--- BEGIN Dataset records ---
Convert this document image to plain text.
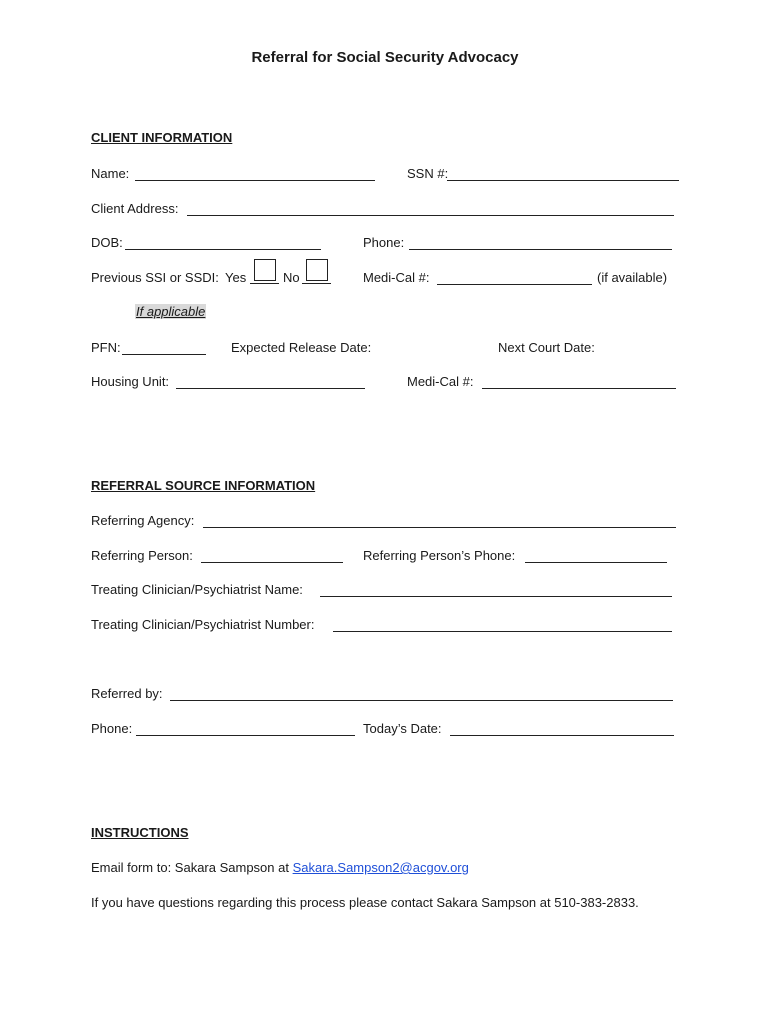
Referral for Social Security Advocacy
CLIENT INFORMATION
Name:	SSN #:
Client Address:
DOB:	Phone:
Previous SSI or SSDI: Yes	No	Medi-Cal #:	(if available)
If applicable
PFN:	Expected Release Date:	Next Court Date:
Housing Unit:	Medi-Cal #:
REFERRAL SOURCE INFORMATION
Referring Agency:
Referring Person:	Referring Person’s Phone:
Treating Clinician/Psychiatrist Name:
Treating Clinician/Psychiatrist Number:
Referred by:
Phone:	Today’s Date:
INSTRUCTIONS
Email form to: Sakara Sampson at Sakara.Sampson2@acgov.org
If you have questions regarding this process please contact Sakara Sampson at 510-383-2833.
--- END Dataset records ---
**Task instructions:**
Review the material and copy each line in which the word "Referring" appears.

**Reply to the exercise:**
Referring Agency:
Referring Person:	Referring Person’s Phone:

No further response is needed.